Provided information:
* * *

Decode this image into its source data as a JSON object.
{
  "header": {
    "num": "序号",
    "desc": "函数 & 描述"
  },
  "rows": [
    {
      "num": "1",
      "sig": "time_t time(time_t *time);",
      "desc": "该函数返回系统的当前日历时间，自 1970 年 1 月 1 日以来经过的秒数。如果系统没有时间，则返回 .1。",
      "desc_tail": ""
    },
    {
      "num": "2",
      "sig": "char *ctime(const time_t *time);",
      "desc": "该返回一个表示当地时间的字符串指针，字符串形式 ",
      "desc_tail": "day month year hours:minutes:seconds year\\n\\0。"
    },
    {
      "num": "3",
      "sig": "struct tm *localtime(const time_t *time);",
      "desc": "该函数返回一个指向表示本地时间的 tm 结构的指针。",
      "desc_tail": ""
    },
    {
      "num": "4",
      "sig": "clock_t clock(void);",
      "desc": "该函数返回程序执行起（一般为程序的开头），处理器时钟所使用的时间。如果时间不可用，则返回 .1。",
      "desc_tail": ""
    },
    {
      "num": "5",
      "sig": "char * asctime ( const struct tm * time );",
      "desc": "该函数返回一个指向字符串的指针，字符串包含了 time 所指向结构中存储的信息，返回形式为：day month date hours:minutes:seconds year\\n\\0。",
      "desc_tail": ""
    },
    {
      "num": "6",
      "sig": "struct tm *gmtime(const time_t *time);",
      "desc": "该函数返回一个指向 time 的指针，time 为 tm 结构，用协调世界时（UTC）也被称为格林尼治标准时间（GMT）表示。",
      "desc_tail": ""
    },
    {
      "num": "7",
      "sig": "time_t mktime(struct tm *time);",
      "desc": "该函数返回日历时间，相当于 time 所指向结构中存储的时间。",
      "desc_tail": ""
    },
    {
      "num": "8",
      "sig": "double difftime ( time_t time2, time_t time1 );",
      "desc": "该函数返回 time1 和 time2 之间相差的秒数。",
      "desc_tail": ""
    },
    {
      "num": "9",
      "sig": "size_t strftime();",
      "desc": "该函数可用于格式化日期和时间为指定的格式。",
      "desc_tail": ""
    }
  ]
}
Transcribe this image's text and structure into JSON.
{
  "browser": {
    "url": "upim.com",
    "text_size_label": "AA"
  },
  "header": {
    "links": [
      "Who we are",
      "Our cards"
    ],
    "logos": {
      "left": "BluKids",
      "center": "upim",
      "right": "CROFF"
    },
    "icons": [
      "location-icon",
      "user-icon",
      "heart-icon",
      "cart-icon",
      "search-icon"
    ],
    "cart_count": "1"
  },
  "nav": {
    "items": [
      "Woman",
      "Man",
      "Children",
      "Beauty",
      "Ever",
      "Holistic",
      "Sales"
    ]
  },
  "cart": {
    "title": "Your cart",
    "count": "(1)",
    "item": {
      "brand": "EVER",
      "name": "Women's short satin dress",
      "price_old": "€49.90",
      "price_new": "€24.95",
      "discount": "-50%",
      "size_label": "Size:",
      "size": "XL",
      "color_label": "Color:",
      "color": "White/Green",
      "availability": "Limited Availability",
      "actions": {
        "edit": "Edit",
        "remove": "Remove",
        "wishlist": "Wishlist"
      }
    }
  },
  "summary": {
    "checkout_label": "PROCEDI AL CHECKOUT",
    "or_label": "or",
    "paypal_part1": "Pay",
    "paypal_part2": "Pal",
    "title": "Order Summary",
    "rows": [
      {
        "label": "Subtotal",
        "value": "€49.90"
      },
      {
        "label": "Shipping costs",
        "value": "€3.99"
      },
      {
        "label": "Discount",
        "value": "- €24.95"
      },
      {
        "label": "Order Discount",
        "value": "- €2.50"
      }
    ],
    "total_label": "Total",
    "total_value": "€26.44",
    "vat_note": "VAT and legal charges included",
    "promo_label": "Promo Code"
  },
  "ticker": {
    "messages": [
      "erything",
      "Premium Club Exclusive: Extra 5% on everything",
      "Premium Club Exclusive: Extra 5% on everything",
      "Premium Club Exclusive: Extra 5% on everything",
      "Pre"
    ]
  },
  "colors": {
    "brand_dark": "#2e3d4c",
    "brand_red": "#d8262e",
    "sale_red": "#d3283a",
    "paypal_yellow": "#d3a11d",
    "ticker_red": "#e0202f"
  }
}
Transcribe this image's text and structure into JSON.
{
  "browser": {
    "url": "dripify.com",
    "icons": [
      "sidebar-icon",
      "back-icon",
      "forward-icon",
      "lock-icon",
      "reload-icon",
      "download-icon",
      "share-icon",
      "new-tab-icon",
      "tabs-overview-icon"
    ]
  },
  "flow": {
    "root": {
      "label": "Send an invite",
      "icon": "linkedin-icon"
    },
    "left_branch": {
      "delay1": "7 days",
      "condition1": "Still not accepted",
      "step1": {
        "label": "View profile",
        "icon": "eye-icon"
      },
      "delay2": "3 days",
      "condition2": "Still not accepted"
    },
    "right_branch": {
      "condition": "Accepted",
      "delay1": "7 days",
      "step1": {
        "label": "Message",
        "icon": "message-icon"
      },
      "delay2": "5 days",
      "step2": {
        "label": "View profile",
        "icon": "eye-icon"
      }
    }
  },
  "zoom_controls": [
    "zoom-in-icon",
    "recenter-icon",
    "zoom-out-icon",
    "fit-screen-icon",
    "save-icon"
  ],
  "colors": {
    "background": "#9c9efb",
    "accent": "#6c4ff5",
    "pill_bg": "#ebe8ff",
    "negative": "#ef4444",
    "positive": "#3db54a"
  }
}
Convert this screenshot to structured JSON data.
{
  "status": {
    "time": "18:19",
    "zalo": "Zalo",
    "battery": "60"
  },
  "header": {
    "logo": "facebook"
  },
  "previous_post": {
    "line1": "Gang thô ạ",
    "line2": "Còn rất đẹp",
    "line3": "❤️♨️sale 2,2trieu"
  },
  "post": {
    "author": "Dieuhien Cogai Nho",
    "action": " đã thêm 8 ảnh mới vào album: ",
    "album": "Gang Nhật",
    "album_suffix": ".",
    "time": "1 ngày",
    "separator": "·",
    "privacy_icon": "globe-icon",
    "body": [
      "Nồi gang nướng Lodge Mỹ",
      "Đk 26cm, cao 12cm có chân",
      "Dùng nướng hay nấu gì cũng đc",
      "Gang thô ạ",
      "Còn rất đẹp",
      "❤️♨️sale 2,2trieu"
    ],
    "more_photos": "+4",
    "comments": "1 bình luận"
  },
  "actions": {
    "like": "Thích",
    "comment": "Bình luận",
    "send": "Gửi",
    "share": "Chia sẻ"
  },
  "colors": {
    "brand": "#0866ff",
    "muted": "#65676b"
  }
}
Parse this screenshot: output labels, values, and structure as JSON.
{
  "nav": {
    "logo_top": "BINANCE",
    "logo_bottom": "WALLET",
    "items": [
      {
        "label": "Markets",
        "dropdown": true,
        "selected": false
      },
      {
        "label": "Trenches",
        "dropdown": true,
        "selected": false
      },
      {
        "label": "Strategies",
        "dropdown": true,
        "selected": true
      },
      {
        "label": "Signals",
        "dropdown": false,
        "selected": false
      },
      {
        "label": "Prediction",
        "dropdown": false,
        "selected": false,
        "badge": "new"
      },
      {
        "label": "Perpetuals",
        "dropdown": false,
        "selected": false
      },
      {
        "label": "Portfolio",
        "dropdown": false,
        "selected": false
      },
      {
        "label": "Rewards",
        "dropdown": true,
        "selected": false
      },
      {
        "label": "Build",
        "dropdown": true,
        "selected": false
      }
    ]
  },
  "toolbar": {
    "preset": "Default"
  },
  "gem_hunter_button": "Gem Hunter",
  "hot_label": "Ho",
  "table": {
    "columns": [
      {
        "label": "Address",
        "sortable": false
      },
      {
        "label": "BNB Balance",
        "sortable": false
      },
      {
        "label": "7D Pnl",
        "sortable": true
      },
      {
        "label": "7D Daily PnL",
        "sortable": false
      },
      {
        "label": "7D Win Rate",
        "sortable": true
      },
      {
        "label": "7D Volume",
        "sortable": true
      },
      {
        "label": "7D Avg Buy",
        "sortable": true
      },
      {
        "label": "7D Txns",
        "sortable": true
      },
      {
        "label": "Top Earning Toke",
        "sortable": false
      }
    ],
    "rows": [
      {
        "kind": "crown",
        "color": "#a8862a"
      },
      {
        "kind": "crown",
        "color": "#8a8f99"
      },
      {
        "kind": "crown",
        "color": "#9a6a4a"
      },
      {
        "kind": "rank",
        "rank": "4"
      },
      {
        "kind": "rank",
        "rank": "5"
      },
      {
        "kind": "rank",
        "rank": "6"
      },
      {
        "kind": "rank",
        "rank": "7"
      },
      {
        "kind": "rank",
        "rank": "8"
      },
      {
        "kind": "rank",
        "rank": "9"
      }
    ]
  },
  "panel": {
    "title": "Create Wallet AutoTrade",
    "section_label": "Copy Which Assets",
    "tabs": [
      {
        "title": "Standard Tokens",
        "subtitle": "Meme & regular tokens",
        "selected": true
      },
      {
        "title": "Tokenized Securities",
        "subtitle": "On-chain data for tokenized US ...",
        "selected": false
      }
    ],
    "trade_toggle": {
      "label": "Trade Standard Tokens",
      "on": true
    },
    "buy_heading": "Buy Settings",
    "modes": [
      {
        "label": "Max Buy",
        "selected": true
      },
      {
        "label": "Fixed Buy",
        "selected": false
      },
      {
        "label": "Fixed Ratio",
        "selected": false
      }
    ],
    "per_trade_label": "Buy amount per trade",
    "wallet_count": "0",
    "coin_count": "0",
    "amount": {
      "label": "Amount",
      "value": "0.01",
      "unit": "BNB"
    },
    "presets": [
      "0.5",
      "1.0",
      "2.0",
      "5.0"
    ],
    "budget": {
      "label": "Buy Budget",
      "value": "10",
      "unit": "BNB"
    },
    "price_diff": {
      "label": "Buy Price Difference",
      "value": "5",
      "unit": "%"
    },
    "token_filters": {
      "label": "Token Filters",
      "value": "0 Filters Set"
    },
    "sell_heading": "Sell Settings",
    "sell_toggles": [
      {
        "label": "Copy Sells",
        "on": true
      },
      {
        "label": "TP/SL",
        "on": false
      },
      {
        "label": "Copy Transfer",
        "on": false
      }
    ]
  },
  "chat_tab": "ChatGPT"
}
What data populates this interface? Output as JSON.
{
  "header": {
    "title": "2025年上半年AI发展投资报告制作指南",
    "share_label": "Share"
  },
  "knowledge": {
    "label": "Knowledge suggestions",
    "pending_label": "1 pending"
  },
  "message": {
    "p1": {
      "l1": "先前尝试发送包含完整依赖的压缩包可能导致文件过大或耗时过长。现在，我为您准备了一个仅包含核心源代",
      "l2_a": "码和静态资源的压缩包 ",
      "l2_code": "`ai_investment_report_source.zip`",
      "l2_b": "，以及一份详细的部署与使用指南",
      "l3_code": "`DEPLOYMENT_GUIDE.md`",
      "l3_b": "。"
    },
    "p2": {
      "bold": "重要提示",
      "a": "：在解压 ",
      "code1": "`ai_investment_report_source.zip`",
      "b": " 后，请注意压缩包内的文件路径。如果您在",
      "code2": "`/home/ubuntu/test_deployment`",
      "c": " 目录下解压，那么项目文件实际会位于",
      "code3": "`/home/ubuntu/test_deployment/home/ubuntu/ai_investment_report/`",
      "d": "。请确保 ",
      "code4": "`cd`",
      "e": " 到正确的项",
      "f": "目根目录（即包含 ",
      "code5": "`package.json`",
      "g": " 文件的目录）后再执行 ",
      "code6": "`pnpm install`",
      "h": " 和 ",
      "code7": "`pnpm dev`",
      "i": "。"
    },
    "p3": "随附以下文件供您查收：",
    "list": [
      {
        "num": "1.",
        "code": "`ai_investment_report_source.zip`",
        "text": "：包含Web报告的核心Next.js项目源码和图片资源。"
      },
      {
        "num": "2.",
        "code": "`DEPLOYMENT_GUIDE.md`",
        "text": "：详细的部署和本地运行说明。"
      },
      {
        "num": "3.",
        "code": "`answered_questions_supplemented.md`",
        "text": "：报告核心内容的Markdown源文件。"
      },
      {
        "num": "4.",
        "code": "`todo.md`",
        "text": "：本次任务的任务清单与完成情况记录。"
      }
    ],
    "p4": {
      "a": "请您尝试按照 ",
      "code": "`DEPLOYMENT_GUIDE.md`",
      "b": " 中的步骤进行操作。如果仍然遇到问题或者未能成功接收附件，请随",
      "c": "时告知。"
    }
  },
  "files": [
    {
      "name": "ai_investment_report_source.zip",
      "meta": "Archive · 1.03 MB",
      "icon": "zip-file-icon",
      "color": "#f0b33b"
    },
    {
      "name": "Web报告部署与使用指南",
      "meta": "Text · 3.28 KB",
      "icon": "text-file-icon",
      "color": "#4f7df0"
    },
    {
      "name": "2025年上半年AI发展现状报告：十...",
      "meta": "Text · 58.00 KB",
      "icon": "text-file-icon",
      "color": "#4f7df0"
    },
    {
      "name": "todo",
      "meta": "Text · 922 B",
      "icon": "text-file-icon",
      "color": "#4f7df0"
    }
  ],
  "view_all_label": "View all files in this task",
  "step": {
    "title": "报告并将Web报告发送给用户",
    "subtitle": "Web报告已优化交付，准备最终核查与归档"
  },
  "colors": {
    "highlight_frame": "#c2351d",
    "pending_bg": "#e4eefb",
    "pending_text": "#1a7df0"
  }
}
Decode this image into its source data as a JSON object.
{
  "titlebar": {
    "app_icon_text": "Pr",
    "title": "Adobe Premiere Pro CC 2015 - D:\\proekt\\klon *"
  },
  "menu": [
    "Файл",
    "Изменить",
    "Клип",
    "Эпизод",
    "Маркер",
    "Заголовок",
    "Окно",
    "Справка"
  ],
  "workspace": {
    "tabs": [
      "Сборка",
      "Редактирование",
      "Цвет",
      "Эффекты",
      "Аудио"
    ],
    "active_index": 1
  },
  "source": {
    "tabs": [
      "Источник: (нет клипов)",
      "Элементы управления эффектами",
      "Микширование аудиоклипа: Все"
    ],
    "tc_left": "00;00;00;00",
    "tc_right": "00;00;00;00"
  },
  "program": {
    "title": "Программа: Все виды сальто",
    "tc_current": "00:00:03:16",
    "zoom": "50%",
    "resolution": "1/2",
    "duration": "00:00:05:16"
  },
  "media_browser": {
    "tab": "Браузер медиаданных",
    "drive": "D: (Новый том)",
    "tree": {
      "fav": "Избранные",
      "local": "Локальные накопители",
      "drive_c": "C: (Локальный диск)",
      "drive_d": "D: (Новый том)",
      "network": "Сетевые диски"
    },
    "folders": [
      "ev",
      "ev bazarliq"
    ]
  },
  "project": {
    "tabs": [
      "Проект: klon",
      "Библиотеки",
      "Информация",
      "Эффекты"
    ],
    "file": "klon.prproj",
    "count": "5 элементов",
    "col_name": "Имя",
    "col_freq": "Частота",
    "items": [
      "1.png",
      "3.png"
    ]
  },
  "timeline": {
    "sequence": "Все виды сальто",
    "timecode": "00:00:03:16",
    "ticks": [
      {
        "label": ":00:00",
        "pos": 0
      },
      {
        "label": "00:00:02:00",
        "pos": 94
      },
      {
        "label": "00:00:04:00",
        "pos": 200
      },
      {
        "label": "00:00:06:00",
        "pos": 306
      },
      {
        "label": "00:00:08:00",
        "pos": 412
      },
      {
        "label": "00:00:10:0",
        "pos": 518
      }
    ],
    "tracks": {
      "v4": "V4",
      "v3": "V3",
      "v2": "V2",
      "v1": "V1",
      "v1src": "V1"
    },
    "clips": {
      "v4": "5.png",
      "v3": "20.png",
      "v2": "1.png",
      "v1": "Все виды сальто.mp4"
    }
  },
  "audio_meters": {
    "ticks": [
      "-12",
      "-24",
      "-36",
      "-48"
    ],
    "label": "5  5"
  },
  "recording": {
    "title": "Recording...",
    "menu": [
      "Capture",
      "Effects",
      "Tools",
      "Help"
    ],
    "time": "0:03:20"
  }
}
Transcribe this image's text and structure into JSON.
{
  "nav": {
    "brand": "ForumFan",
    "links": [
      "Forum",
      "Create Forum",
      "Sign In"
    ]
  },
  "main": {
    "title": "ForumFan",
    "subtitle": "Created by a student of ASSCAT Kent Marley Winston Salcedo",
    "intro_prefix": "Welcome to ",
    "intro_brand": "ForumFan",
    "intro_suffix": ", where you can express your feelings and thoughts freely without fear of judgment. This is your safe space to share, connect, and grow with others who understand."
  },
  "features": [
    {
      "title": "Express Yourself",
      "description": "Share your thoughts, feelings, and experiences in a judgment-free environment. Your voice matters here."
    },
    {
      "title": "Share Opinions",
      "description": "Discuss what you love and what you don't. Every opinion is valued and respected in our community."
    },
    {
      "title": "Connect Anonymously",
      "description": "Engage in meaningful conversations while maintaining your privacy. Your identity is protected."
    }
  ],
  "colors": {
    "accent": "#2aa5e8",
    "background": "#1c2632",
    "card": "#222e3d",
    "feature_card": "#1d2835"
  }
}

* * *

Copy each line of the listing in which the word "meta" can be found.

      "meta": "Archive · 1.03 MB",
      "meta": "Text · 3.28 KB",
      "meta": "Text · 58.00 KB",
      "meta": "Text · 922 B",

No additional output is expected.